Provided data -

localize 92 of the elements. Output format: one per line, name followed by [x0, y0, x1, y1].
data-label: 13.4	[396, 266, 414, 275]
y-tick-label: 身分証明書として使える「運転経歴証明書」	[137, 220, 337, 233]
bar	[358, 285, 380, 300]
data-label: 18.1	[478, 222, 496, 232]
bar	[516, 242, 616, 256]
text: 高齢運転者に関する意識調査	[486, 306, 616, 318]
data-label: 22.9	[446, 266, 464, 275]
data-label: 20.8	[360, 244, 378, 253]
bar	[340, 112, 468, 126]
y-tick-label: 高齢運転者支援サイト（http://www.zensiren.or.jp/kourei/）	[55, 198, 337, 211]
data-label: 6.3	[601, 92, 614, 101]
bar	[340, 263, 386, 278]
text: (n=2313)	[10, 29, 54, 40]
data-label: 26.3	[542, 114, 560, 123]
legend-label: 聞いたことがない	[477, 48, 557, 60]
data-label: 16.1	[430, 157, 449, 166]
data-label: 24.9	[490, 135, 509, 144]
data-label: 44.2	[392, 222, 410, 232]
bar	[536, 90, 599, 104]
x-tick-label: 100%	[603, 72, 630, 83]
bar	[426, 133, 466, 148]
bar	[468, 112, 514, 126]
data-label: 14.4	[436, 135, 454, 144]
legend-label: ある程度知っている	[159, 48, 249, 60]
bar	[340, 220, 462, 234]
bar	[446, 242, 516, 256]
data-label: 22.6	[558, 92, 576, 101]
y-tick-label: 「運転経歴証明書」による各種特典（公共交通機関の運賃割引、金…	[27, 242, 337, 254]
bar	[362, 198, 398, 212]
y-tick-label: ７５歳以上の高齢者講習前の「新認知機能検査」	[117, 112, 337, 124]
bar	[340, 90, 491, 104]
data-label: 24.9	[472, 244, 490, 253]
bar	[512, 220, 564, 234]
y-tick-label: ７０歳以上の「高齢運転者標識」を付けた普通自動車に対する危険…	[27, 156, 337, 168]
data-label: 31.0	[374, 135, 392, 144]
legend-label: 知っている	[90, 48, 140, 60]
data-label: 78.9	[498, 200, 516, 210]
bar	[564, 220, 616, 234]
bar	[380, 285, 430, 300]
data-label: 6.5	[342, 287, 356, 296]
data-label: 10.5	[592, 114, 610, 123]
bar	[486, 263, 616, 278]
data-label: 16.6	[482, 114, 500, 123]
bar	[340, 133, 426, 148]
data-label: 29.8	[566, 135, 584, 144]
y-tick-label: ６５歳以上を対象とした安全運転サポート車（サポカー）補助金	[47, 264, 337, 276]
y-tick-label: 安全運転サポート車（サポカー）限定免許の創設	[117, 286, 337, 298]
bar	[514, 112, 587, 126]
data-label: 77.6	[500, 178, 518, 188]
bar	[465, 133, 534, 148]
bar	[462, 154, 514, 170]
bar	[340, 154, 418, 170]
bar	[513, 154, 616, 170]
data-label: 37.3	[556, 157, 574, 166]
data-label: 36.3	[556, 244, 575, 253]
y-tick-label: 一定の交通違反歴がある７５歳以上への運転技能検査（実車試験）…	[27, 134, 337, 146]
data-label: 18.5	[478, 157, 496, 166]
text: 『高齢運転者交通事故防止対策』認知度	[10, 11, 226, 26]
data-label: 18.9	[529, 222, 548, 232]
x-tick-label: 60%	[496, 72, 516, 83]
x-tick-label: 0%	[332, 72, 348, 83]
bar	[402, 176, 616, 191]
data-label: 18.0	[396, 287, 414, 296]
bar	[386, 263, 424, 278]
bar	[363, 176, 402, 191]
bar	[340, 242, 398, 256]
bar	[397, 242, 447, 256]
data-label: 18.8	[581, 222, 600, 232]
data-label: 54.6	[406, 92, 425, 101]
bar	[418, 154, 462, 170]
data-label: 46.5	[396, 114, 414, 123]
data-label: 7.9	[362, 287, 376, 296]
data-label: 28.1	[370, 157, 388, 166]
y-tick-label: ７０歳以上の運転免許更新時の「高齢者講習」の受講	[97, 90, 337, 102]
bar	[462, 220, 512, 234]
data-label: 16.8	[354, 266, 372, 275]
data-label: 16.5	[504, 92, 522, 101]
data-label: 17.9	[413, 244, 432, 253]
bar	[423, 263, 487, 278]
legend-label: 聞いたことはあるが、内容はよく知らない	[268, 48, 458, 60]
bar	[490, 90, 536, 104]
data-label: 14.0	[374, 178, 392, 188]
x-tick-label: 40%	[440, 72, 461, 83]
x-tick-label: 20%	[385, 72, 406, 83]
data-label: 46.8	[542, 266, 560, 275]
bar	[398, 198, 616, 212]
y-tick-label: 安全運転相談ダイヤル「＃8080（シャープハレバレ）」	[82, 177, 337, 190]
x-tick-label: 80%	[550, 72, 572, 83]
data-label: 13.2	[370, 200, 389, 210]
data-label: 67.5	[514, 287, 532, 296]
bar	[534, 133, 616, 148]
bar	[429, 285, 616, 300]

Instructions to follow - Rewrite the records from their start through the line containing "112, 468, 126]", inclusive, substituting "rectangle" for "bar" and leaving all else unchanged.

Final result -
localize 92 of the elements. Output format: one per line, name followed by [x0, y0, x1, y1].
data-label: 13.4	[396, 266, 414, 275]
y-tick-label: 身分証明書として使える「運転経歴証明書」	[137, 220, 337, 233]
rectangle	[358, 285, 380, 300]
data-label: 18.1	[478, 222, 496, 232]
rectangle	[516, 242, 616, 256]
text: 高齢運転者に関する意識調査	[486, 306, 616, 318]
data-label: 22.9	[446, 266, 464, 275]
data-label: 20.8	[360, 244, 378, 253]
rectangle	[340, 112, 468, 126]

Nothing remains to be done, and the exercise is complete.